═════ Supplied entries
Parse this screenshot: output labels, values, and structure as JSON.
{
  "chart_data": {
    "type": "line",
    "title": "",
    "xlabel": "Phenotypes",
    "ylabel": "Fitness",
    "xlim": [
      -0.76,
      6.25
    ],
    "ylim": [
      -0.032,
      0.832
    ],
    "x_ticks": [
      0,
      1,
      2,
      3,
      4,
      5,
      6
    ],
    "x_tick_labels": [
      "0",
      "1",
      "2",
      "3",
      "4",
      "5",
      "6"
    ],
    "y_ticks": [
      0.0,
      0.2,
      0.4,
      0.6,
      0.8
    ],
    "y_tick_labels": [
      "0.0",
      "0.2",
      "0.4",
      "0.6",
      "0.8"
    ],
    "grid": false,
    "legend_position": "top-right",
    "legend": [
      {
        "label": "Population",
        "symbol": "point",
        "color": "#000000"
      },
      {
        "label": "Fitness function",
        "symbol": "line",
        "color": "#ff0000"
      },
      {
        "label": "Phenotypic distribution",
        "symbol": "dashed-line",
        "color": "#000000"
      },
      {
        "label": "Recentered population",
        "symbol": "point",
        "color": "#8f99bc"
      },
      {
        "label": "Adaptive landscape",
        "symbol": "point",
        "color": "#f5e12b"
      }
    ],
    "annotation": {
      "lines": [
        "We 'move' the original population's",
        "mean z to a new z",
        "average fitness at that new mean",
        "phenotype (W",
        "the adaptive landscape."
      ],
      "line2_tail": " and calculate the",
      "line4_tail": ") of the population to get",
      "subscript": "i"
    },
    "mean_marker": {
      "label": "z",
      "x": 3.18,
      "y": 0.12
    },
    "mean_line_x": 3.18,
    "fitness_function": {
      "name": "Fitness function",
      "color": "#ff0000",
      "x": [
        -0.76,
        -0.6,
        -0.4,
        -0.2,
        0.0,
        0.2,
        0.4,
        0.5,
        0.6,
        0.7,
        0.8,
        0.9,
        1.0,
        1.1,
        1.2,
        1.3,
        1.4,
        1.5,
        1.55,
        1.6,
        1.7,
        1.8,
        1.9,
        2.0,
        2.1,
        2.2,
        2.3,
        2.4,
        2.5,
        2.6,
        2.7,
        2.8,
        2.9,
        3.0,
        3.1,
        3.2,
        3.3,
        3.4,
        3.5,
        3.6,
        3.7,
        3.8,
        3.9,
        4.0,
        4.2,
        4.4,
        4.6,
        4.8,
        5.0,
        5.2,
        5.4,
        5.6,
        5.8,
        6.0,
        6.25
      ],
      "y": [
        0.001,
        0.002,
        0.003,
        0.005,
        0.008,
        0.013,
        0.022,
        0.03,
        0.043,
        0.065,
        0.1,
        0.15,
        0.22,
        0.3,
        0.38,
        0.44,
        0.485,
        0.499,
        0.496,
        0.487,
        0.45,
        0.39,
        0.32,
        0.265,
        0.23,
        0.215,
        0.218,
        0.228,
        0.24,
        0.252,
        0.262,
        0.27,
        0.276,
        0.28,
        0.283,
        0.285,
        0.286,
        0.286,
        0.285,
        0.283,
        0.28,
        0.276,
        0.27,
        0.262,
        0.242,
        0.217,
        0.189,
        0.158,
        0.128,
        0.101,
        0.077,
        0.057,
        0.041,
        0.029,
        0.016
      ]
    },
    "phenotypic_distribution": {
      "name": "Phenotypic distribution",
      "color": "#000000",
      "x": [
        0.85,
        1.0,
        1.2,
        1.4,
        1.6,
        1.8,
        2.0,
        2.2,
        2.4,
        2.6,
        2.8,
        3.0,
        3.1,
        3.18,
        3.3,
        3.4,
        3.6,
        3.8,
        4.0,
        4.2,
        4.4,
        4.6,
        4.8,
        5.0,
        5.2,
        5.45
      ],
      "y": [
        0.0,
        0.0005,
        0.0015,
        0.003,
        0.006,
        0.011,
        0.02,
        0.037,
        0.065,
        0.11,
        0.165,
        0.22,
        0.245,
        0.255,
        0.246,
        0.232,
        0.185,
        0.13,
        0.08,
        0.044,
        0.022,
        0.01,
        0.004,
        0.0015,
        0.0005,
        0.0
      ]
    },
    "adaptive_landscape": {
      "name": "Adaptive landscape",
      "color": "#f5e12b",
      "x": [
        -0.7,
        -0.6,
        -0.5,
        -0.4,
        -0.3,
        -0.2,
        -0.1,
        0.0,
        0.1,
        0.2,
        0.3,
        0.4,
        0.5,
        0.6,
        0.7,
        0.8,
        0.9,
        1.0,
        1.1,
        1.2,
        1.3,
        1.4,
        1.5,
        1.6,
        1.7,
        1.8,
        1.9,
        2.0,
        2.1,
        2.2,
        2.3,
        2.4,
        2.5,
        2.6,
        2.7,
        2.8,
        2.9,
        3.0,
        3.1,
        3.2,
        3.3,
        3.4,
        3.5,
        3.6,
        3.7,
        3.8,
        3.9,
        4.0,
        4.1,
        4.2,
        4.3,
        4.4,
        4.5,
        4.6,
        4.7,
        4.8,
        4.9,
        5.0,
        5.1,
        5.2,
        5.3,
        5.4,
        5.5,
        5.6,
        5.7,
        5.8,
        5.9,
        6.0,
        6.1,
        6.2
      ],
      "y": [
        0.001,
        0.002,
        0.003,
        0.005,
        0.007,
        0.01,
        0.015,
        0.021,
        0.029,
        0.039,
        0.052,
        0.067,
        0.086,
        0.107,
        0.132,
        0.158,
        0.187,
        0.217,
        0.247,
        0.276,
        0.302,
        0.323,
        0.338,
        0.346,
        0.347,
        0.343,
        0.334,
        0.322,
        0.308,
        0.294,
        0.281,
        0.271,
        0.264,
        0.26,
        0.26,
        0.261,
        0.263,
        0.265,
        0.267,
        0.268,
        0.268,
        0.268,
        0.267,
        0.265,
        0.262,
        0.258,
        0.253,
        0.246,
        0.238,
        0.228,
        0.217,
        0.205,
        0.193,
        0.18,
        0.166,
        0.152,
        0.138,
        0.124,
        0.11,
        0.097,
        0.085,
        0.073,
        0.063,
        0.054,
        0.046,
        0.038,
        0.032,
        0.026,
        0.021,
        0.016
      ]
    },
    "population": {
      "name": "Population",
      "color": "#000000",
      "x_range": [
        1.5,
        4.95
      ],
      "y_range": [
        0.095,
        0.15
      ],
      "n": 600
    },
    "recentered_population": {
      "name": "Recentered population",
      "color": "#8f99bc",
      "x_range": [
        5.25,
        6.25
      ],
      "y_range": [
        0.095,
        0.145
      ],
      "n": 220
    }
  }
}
══════════
Your instructions. Work through the listing above and report how many lines include the string "name", with no other text.

The completed task. 5